**PROBLEM DESCRIPTION**
Go through the listing and copy each line with the string "name".

★ ★ ★ ★

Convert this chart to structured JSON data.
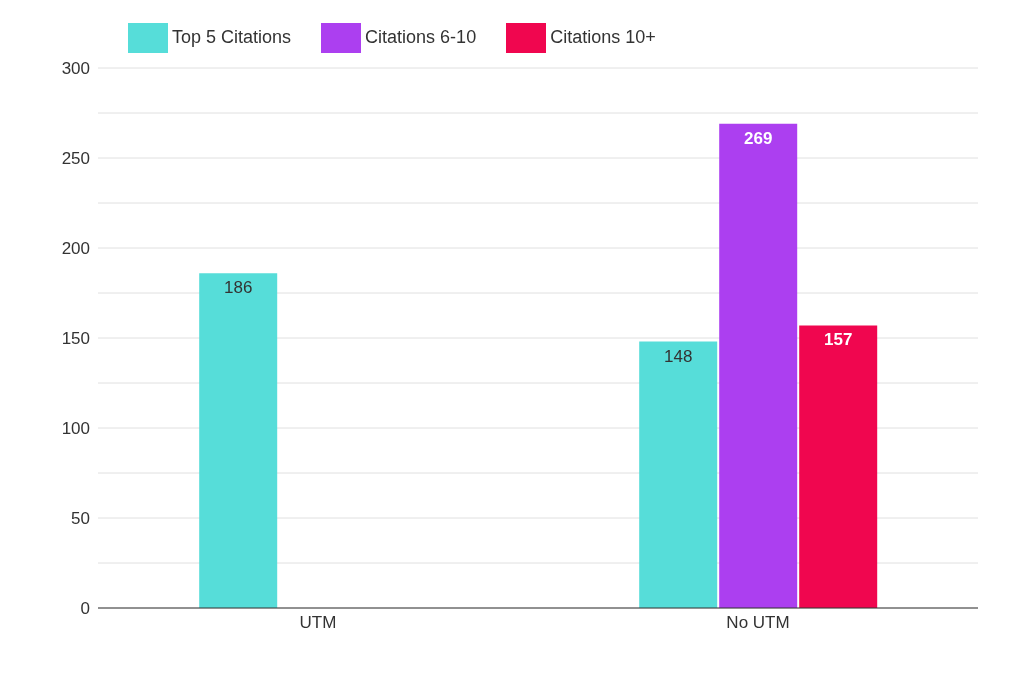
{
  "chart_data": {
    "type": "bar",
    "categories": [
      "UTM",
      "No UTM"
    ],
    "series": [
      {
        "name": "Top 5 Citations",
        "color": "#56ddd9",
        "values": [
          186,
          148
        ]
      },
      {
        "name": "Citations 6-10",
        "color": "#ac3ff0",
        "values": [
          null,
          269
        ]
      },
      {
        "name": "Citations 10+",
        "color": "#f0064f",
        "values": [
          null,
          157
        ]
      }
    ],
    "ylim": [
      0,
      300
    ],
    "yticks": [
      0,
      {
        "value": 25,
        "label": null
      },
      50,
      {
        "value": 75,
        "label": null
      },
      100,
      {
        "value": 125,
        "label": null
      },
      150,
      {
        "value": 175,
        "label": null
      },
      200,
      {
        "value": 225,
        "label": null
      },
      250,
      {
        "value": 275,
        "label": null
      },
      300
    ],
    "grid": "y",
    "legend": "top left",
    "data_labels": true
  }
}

★ ★ ★ ★

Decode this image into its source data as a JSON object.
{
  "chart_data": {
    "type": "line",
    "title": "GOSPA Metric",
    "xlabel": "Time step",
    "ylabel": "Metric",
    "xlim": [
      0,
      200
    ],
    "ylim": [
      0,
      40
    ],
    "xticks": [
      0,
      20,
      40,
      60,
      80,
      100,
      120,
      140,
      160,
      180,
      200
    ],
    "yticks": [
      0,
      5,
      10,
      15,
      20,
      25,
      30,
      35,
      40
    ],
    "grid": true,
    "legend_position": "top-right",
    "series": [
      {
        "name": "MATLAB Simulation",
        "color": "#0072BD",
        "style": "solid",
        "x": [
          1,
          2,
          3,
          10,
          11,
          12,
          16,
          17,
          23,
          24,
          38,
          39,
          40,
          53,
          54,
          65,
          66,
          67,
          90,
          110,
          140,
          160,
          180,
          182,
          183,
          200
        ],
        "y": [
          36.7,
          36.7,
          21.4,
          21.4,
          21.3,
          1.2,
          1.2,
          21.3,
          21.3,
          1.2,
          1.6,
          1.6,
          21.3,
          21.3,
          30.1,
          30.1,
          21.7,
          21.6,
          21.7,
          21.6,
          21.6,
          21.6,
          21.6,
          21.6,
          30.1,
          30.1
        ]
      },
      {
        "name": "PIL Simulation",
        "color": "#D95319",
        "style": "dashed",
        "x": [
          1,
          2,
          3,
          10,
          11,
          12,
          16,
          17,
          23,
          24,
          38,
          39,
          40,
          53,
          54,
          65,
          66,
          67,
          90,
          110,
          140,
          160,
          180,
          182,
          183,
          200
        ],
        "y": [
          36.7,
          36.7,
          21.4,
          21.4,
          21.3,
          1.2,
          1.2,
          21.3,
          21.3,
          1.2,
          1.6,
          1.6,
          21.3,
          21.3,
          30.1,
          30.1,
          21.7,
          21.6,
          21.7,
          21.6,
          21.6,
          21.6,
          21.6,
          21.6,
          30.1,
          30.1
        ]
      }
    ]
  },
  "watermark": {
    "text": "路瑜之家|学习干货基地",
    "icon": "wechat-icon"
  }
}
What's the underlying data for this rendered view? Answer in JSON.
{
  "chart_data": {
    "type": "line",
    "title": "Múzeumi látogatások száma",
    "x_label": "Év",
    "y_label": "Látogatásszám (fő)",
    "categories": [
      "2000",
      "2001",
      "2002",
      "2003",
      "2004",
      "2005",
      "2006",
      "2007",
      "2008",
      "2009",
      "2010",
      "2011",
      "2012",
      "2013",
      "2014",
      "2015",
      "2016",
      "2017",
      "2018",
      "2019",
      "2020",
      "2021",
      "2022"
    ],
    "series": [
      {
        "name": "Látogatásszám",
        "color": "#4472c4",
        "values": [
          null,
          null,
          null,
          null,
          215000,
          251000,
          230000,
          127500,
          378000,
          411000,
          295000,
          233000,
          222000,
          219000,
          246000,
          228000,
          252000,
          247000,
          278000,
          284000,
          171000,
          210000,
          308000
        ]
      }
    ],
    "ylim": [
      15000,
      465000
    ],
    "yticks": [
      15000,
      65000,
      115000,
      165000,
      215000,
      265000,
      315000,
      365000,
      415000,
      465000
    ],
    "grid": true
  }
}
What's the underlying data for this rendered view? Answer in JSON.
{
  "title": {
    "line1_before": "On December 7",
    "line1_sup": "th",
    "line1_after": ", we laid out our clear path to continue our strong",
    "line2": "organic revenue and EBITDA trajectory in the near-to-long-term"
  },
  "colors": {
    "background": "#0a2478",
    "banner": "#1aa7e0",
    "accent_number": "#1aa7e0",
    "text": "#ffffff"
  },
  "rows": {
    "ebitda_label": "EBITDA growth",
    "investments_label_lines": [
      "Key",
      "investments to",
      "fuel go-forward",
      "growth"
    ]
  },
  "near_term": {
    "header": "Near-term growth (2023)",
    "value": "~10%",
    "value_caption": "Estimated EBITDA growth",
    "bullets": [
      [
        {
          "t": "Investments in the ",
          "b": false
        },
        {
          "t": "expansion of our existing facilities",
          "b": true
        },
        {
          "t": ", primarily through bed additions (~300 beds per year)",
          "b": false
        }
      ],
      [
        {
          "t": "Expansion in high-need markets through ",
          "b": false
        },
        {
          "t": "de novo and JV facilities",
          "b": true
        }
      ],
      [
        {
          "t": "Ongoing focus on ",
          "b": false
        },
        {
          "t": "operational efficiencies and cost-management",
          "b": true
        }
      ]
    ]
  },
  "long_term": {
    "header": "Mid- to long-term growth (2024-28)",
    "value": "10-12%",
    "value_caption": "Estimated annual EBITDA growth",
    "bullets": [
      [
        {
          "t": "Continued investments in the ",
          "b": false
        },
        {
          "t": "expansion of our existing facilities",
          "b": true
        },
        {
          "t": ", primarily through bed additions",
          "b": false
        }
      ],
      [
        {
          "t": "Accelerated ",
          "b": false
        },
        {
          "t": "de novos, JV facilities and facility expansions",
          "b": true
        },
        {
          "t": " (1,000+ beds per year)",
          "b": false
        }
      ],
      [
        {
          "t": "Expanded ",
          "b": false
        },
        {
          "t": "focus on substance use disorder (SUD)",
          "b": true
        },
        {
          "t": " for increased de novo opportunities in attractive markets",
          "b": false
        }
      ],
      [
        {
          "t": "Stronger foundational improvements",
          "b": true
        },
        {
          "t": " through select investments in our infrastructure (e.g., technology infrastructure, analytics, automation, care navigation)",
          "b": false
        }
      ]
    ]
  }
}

★ ★ ★ ★

**OUTPUT FOR THIS EXERCISE**
        "name": "Top 5 Citations",
        "name": "Citations 6-10",
        "name": "Citations 10+",
        "name": "MATLAB Simulation",
        "name": "PIL Simulation",
        "name": "Látogatásszám",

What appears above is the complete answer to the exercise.